→ **À FAIRE**
Selon le texte ci-dessous, quels architectes ont conçu le bâtiment de la Donation Albers-Honegger ?

Nouvel accrochage de la Collection permanente
En juin 2004, l’Espace de l’Art Concret inaugurait un bâtiment manifeste : la Donation Albers-Honegger, destinée à conserver et présenter le fonds d’oeuvres concrètes données à l’Etat français entre 2001 et 2004 par Sybil Albers, Gottfried Honegger, Aurelie Nemours et la Brownstone Foundation.
Conçu par les architectes Annette Gigon et Mike Guyer, cet édifice à la forme dense, abstraite, et minimale crée une belle cohérence avec les oeuvres de la Donation Albers-Honegger soulignant le rapport de l’homme face à l’oeuvre et le dialogue intérieur extérieur.
La générosité des donateurs s’est poursuivie au cours de cette décennie puisque trois donations complémentaires (2005, 2007, 2011) ont permis d’enrichir les grands ensembles déjà existants, aussi bien historiques que thématiques permettant ainsi de renouveler la lecture de la collection.

→ **DONNÉES EXTRAITES**
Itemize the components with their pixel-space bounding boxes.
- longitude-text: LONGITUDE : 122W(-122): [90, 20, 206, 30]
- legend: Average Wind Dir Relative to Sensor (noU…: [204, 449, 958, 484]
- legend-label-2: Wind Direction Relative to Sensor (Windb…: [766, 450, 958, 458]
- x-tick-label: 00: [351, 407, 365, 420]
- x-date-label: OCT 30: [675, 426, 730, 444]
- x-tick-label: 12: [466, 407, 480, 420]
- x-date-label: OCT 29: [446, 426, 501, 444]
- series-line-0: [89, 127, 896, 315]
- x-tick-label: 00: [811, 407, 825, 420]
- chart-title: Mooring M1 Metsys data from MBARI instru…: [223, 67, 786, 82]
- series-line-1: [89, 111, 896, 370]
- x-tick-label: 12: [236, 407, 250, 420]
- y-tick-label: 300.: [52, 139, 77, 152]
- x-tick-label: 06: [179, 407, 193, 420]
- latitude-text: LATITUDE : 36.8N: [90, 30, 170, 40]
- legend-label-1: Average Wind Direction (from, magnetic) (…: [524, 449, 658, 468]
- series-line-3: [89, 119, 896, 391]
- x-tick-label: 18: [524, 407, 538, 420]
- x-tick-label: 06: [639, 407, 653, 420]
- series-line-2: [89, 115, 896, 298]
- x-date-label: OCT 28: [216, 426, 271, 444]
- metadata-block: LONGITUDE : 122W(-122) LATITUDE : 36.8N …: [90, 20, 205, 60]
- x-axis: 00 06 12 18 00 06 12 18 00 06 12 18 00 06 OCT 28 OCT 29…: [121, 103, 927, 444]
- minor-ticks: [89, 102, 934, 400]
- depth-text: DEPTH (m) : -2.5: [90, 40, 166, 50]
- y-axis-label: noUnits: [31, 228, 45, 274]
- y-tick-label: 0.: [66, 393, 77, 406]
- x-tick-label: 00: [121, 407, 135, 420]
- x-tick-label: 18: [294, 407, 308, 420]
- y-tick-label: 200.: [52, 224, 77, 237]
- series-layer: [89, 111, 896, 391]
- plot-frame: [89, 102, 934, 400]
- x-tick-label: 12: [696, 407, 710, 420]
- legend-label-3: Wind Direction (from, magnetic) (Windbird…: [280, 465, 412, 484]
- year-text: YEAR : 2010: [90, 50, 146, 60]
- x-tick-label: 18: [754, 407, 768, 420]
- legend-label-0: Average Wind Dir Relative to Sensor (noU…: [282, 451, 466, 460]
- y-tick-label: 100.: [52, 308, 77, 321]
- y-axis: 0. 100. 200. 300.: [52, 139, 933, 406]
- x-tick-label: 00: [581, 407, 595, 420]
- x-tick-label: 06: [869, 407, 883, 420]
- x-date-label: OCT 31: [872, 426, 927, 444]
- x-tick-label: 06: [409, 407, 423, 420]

→ **RÉSULTAT CI-DESSOUS**
Annette Gigon et Mike Guyer.